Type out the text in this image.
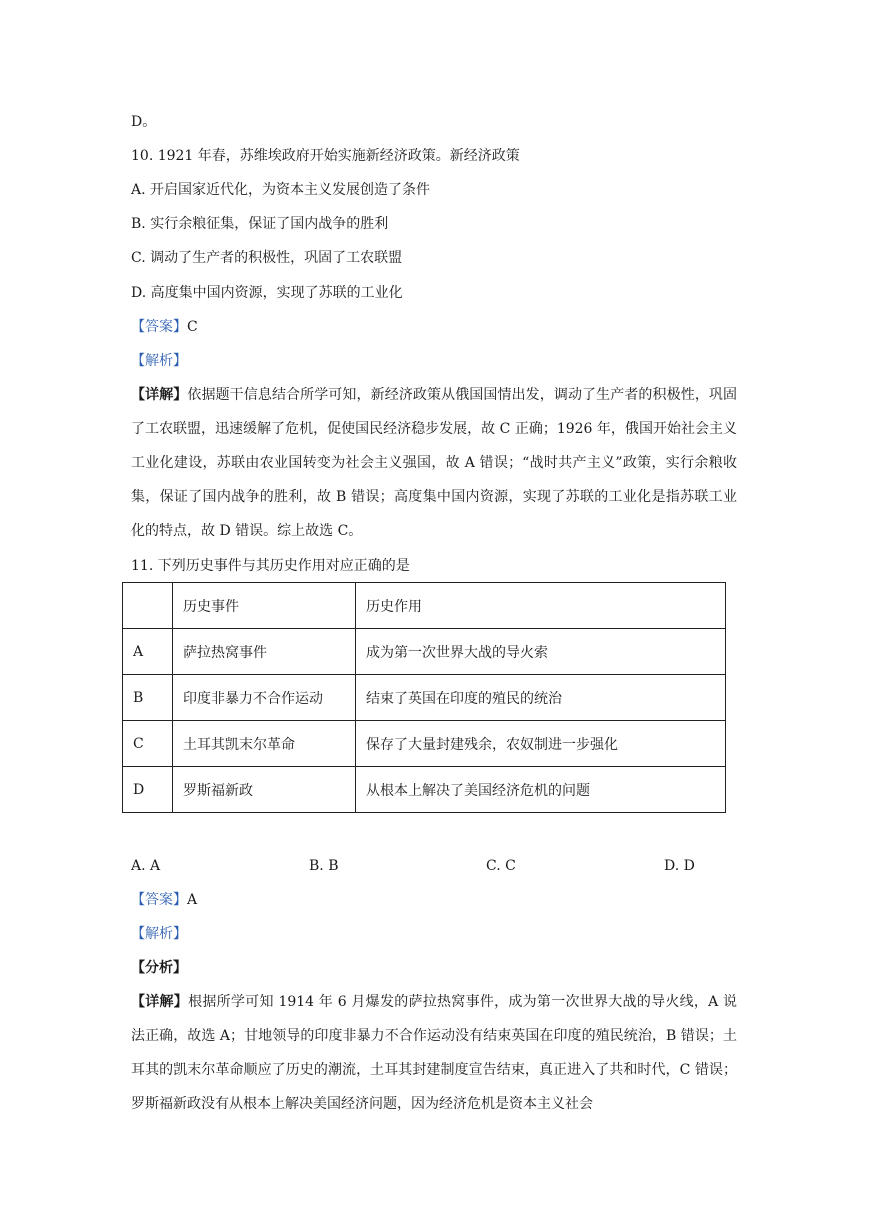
D。
10. 1921 年春，苏维埃政府开始实施新经济政策。新经济政策
A. 开启国家近代化，为资本主义发展创造了条件
B. 实行余粮征集，保证了国内战争的胜利
C. 调动了生产者的积极性，巩固了工农联盟
D. 高度集中国内资源，实现了苏联的工业化
【答案】C
【解析】
【详解】依据题干信息结合所学可知，新经济政策从俄国国情出发，调动了生产者的积极性，巩固了工农联盟，迅速缓解了危机，促使国民经济稳步发展，故 C 正确；1926 年，俄国开始社会主义工业化建设，苏联由农业国转变为社会主义强国，故 A 错误；“战时共产主义”政策，实行余粮收集，保证了国内战争的胜利，故 B 错误；高度集中国内资源，实现了苏联的工业化是指苏联工业化的特点，故 D 错误。综上故选 C。
11. 下列历史事件与其历史作用对应正确的是
	历史事件	历史作用
A	萨拉热窝事件	成为第一次世界大战的导火索
B	印度非暴力不合作运动	结束了英国在印度的殖民的统治
C	土耳其凯末尔革命	保存了大量封建残余，农奴制进一步强化
D	罗斯福新政	从根本上解决了美国经济危机的问题
A. A	B. B	C. C	D. D
【答案】A
【解析】
【分析】
【详解】根据所学可知 1914 年 6 月爆发的萨拉热窝事件，成为第一次世界大战的导火线，A 说法正确，故选 A；甘地领导的印度非暴力不合作运动没有结束英国在印度的殖民统治，B 错误；土耳其的凯末尔革命顺应了历史的潮流，土耳其封建制度宣告结束，真正进入了共和时代，C 错误；罗斯福新政没有从根本上解决美国经济问题，因为经济危机是资本主义社会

####

## Work to be completed
Repeat the entries exactly. Pictures are excluded from the copy.

## Exercise response
Type out the text in this image.
D。
10. 1921 年春，苏维埃政府开始实施新经济政策。新经济政策
A. 开启国家近代化，为资本主义发展创造了条件
B. 实行余粮征集，保证了国内战争的胜利
C. 调动了生产者的积极性，巩固了工农联盟
D. 高度集中国内资源，实现了苏联的工业化
【答案】C
【解析】
【详解】依据题干信息结合所学可知，新经济政策从俄国国情出发，调动了生产者的积极性，巩固了工农联盟，迅速缓解了危机，促使国民经济稳步发展，故 C 正确；1926 年，俄国开始社会主义工业化建设，苏联由农业国转变为社会主义强国，故 A 错误；“战时共产主义”政策，实行余粮收集，保证了国内战争的胜利，故 B 错误；高度集中国内资源，实现了苏联的工业化是指苏联工业化的特点，故 D 错误。综上故选 C。
11. 下列历史事件与其历史作用对应正确的是
	历史事件	历史作用
A	萨拉热窝事件	成为第一次世界大战的导火索
B	印度非暴力不合作运动	结束了英国在印度的殖民的统治
C	土耳其凯末尔革命	保存了大量封建残余，农奴制进一步强化
D	罗斯福新政	从根本上解决了美国经济危机的问题
A. A	B. B	C. C	D. D
【答案】A
【解析】
【分析】
【详解】根据所学可知 1914 年 6 月爆发的萨拉热窝事件，成为第一次世界大战的导火线，A 说法正确，故选 A；甘地领导的印度非暴力不合作运动没有结束英国在印度的殖民统治，B 错误；土耳其的凯末尔革命顺应了历史的潮流，土耳其封建制度宣告结束，真正进入了共和时代，C 错误；罗斯福新政没有从根本上解决美国经济问题，因为经济危机是资本主义社会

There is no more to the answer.